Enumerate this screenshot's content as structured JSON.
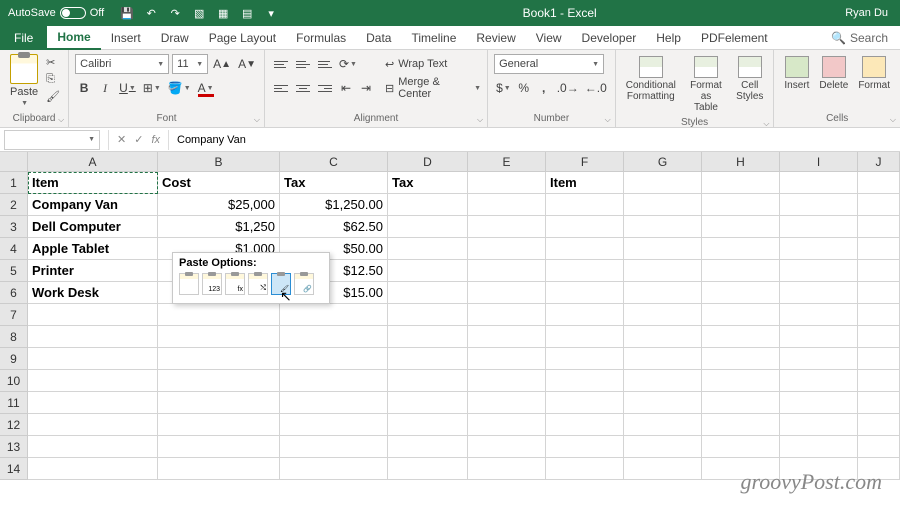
{
  "titlebar": {
    "autosave_label": "AutoSave",
    "autosave_state": "Off",
    "title": "Book1 - Excel",
    "user": "Ryan Du"
  },
  "tabs": {
    "file": "File",
    "home": "Home",
    "insert": "Insert",
    "draw": "Draw",
    "page_layout": "Page Layout",
    "formulas": "Formulas",
    "data": "Data",
    "timeline": "Timeline",
    "review": "Review",
    "view": "View",
    "developer": "Developer",
    "help": "Help",
    "pdfelement": "PDFelement",
    "search": "Search"
  },
  "ribbon": {
    "clipboard": {
      "label": "Clipboard",
      "paste": "Paste"
    },
    "font": {
      "label": "Font",
      "name": "Calibri",
      "size": "11"
    },
    "alignment": {
      "label": "Alignment",
      "wrap": "Wrap Text",
      "merge": "Merge & Center"
    },
    "number": {
      "label": "Number",
      "format": "General"
    },
    "styles": {
      "label": "Styles",
      "conditional": "Conditional\nFormatting",
      "table": "Format as\nTable",
      "cell": "Cell\nStyles"
    },
    "cells": {
      "label": "Cells",
      "insert": "Insert",
      "delete": "Delete",
      "format": "Format"
    }
  },
  "formula_bar": {
    "name_box": "",
    "fx": "fx",
    "value": "Company Van"
  },
  "columns": [
    "A",
    "B",
    "C",
    "D",
    "E",
    "F",
    "G",
    "H",
    "I",
    "J"
  ],
  "rows": [
    "1",
    "2",
    "3",
    "4",
    "5",
    "6",
    "7",
    "8",
    "9",
    "10",
    "11",
    "12",
    "13",
    "14"
  ],
  "data": {
    "r1": {
      "A": "Item",
      "B": "Cost",
      "C": "Tax",
      "D": "Tax",
      "F": "Item"
    },
    "r2": {
      "A": "Company Van",
      "B": "$25,000",
      "C": "$1,250.00"
    },
    "r3": {
      "A": "Dell Computer",
      "B": "$1,250",
      "C": "$62.50"
    },
    "r4": {
      "A": "Apple Tablet",
      "B": "$1,000",
      "C": "$50.00"
    },
    "r5": {
      "A": "Printer",
      "C": "$12.50"
    },
    "r6": {
      "A": "Work Desk",
      "C": "$15.00"
    }
  },
  "paste_options": {
    "title": "Paste Options:"
  },
  "watermark": "groovyPost.com"
}
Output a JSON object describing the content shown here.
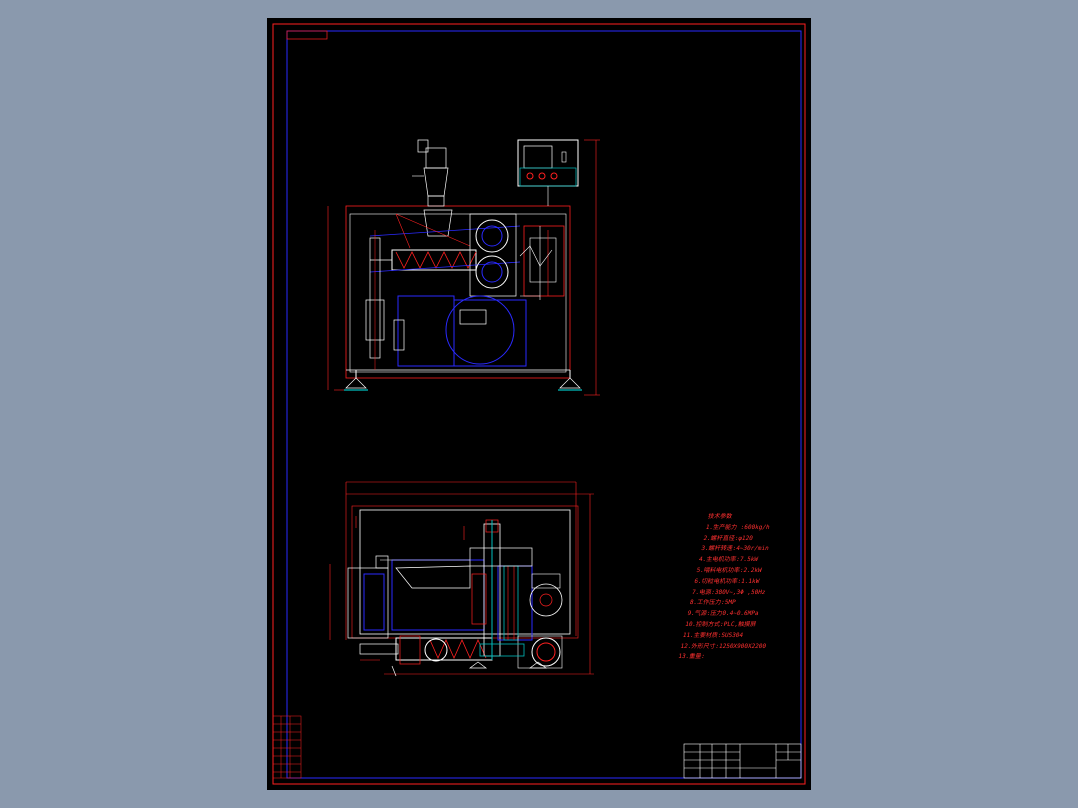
{
  "tech_spec": {
    "heading": "技术参数",
    "items": [
      "1.生产能力 :600kg/h",
      "2.螺杆直径:φ120",
      "3.螺杆转速:4~30r/min",
      "4.主电机功率:7.5kW",
      "5.喂料电机功率:2.2kW",
      "6.切粒电机功率:1.1kW",
      "7.电源:380V~,3Φ ,50Hz",
      "8.工作压力:5MP",
      "9.气源:压力0.4~0.6MPa",
      "10.控制方式:PLC,触摸屏",
      "11.主要材质:SUS304",
      "12.外形尺寸:1250X900X2200",
      "13.重量:"
    ]
  },
  "colors": {
    "background": "#8a99ad",
    "sheet": "#000000",
    "outline": "#ff2020",
    "frame": "#2a2aff",
    "detail": "#ffffff",
    "accent": "#00c0c0"
  }
}
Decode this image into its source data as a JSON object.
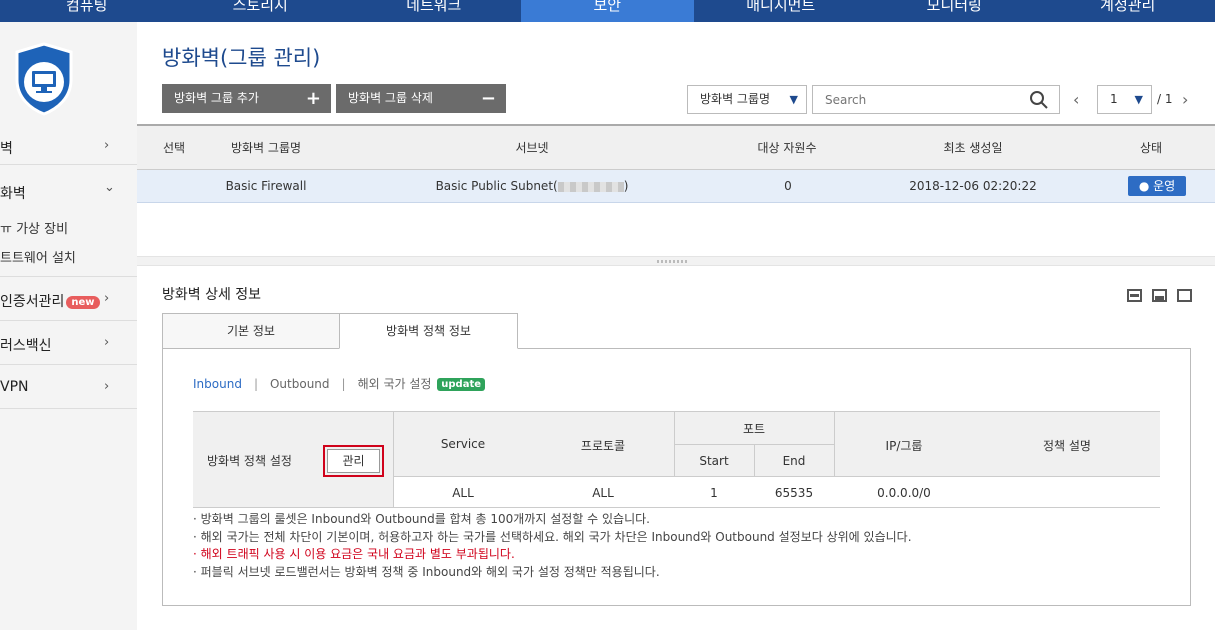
{
  "topnav": {
    "items": [
      "컴퓨팅",
      "스토리지",
      "네트워크",
      "보안",
      "매니지먼트",
      "모니터링",
      "계정관리"
    ],
    "active_index": 3
  },
  "sidebar": {
    "items": [
      {
        "label": "벽",
        "chevron": "›"
      },
      {
        "label": "화벽",
        "chevron": "⌄"
      },
      {
        "label": "인증서관리",
        "badge": "new",
        "chevron": "›"
      },
      {
        "label": "러스백신",
        "chevron": "›"
      },
      {
        "label": "VPN",
        "chevron": "›"
      }
    ],
    "sub_items": [
      "ㅠ 가상 장비",
      "트트웨어 설치"
    ]
  },
  "page": {
    "title": "방화벽(그룹 관리)",
    "add_button": "방화벽 그룹 추가",
    "delete_button": "방화벽 그룹 삭제",
    "filter_value": "방화벽 그룹명",
    "search_placeholder": "Search",
    "page_current": "1",
    "page_total": "/ 1",
    "prev": "‹",
    "next": "›"
  },
  "group_table": {
    "headers": [
      "선택",
      "방화벽 그룹명",
      "서브넷",
      "대상 자원수",
      "최초 생성일",
      "상태"
    ],
    "rows": [
      {
        "name": "Basic Firewall",
        "subnet_prefix": "Basic Public Subnet(",
        "subnet_suffix": ")",
        "resources": "0",
        "created": "2018-12-06 02:20:22",
        "status": "● 운영"
      }
    ]
  },
  "detail": {
    "title": "방화벽 상세 정보",
    "tabs": [
      "기본 정보",
      "방화벽 정책 정보"
    ],
    "active_tab": 1,
    "subtabs": [
      "Inbound",
      "Outbound",
      "해외 국가 설정"
    ],
    "subtab_sep": "|",
    "update_badge": "update",
    "policy": {
      "setting_label": "방화벽 정책 설정",
      "manage_button": "관리",
      "headers": {
        "service": "Service",
        "protocol": "프로토콜",
        "port": "포트",
        "start": "Start",
        "end": "End",
        "ip_group": "IP/그룹",
        "description": "정책 설명"
      },
      "rows": [
        {
          "service": "ALL",
          "protocol": "ALL",
          "start": "1",
          "end": "65535",
          "ip": "0.0.0.0/0",
          "description": ""
        }
      ]
    },
    "notes": [
      "· 방화벽 그룹의 룰셋은 Inbound와 Outbound를 합쳐 총 100개까지 설정할 수 있습니다.",
      "· 해외 국가는 전체 차단이 기본이며, 허용하고자 하는 국가를 선택하세요. 해외 국가 차단은 Inbound와 Outbound 설정보다 상위에 있습니다.",
      "· 해외 트래픽 사용 시 이용 요금은 국내 요금과 별도 부과됩니다.",
      "· 퍼블릭 서브넷 로드밸런서는 방화벽 정책 중 Inbound와 해외 국가 설정 정책만 적용됩니다."
    ]
  },
  "colors": {
    "nav": "#1e4a8e",
    "nav_active": "#3a7bd5",
    "status": "#2d6cc4",
    "highlight": "#d0021b"
  }
}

· · · · · · ·

→ WHAT THIS TASK INVOLVES
Quote the preceding listing precisely and completely, omitting its images.

→ RESPONSE TO THE TASK
Enumerate this screenshot's content as structured JSON.
{
  "titlebar": {
    "autosave_label": "AutoSave",
    "autosave_state": "Off",
    "title": "Book1 - Excel",
    "user": "Ryan Du"
  },
  "tabs": {
    "file": "File",
    "home": "Home",
    "insert": "Insert",
    "draw": "Draw",
    "page_layout": "Page Layout",
    "formulas": "Formulas",
    "data": "Data",
    "timeline": "Timeline",
    "review": "Review",
    "view": "View",
    "developer": "Developer",
    "help": "Help",
    "pdfelement": "PDFelement",
    "search": "Search"
  },
  "ribbon": {
    "clipboard": {
      "label": "Clipboard",
      "paste": "Paste"
    },
    "font": {
      "label": "Font",
      "name": "Calibri",
      "size": "11"
    },
    "alignment": {
      "label": "Alignment",
      "wrap": "Wrap Text",
      "merge": "Merge & Center"
    },
    "number": {
      "label": "Number",
      "format": "General"
    },
    "styles": {
      "label": "Styles",
      "conditional": "Conditional\nFormatting",
      "table": "Format as\nTable",
      "cell": "Cell\nStyles"
    },
    "cells": {
      "label": "Cells",
      "insert": "Insert",
      "delete": "Delete",
      "format": "Format"
    }
  },
  "formula_bar": {
    "name_box": "",
    "fx": "fx",
    "value": "Company Van"
  },
  "columns": [
    "A",
    "B",
    "C",
    "D",
    "E",
    "F",
    "G",
    "H",
    "I",
    "J"
  ],
  "rows": [
    "1",
    "2",
    "3",
    "4",
    "5",
    "6",
    "7",
    "8",
    "9",
    "10",
    "11",
    "12",
    "13",
    "14"
  ],
  "data": {
    "r1": {
      "A": "Item",
      "B": "Cost",
      "C": "Tax",
      "D": "Tax",
      "F": "Item"
    },
    "r2": {
      "A": "Company Van",
      "B": "$25,000",
      "C": "$1,250.00"
    },
    "r3": {
      "A": "Dell Computer",
      "B": "$1,250",
      "C": "$62.50"
    },
    "r4": {
      "A": "Apple Tablet",
      "B": "$1,000",
      "C": "$50.00"
    },
    "r5": {
      "A": "Printer",
      "C": "$12.50"
    },
    "r6": {
      "A": "Work Desk",
      "C": "$15.00"
    }
  },
  "paste_options": {
    "title": "Paste Options:"
  },
  "watermark": "groovyPost.com"
}
Output a JSON object describing the content shown here.
{
  "tech_spec": {
    "heading": "技术参数",
    "items": [
      "1.生产能力 :600kg/h",
      "2.螺杆直径:φ120",
      "3.螺杆转速:4~30r/min",
      "4.主电机功率:7.5kW",
      "5.喂料电机功率:2.2kW",
      "6.切粒电机功率:1.1kW",
      "7.电源:380V~,3Φ ,50Hz",
      "8.工作压力:5MP",
      "9.气源:压力0.4~0.6MPa",
      "10.控制方式:PLC,触摸屏",
      "11.主要材质:SUS304",
      "12.外形尺寸:1250X900X2200",
      "13.重量:"
    ]
  },
  "colors": {
    "background": "#8a99ad",
    "sheet": "#000000",
    "outline": "#ff2020",
    "frame": "#2a2aff",
    "detail": "#ffffff",
    "accent": "#00c0c0"
  }
}
Decode this image into its source data as a JSON object.
{
  "topnav": {
    "items": [
      "컴퓨팅",
      "스토리지",
      "네트워크",
      "보안",
      "매니지먼트",
      "모니터링",
      "계정관리"
    ],
    "active_index": 3
  },
  "sidebar": {
    "items": [
      {
        "label": "벽",
        "chevron": "›"
      },
      {
        "label": "화벽",
        "chevron": "⌄"
      },
      {
        "label": "인증서관리",
        "badge": "new",
        "chevron": "›"
      },
      {
        "label": "러스백신",
        "chevron": "›"
      },
      {
        "label": "VPN",
        "chevron": "›"
      }
    ],
    "sub_items": [
      "ㅠ 가상 장비",
      "트트웨어 설치"
    ]
  },
  "page": {
    "title": "방화벽(그룹 관리)",
    "add_button": "방화벽 그룹 추가",
    "delete_button": "방화벽 그룹 삭제",
    "filter_value": "방화벽 그룹명",
    "search_placeholder": "Search",
    "page_current": "1",
    "page_total": "/ 1",
    "prev": "‹",
    "next": "›"
  },
  "group_table": {
    "headers": [
      "선택",
      "방화벽 그룹명",
      "서브넷",
      "대상 자원수",
      "최초 생성일",
      "상태"
    ],
    "rows": [
      {
        "name": "Basic Firewall",
        "subnet_prefix": "Basic Public Subnet(",
        "subnet_suffix": ")",
        "resources": "0",
        "created": "2018-12-06 02:20:22",
        "status": "● 운영"
      }
    ]
  },
  "detail": {
    "title": "방화벽 상세 정보",
    "tabs": [
      "기본 정보",
      "방화벽 정책 정보"
    ],
    "active_tab": 1,
    "subtabs": [
      "Inbound",
      "Outbound",
      "해외 국가 설정"
    ],
    "subtab_sep": "|",
    "update_badge": "update",
    "policy": {
      "setting_label": "방화벽 정책 설정",
      "manage_button": "관리",
      "headers": {
        "service": "Service",
        "protocol": "프로토콜",
        "port": "포트",
        "start": "Start",
        "end": "End",
        "ip_group": "IP/그룹",
        "description": "정책 설명"
      },
      "rows": [
        {
          "service": "ALL",
          "protocol": "ALL",
          "start": "1",
          "end": "65535",
          "ip": "0.0.0.0/0",
          "description": ""
        }
      ]
    },
    "notes": [
      "· 방화벽 그룹의 룰셋은 Inbound와 Outbound를 합쳐 총 100개까지 설정할 수 있습니다.",
      "· 해외 국가는 전체 차단이 기본이며, 허용하고자 하는 국가를 선택하세요. 해외 국가 차단은 Inbound와 Outbound 설정보다 상위에 있습니다.",
      "· 해외 트래픽 사용 시 이용 요금은 국내 요금과 별도 부과됩니다.",
      "· 퍼블릭 서브넷 로드밸런서는 방화벽 정책 중 Inbound와 해외 국가 설정 정책만 적용됩니다."
    ]
  },
  "colors": {
    "nav": "#1e4a8e",
    "nav_active": "#3a7bd5",
    "status": "#2d6cc4",
    "highlight": "#d0021b"
  }
}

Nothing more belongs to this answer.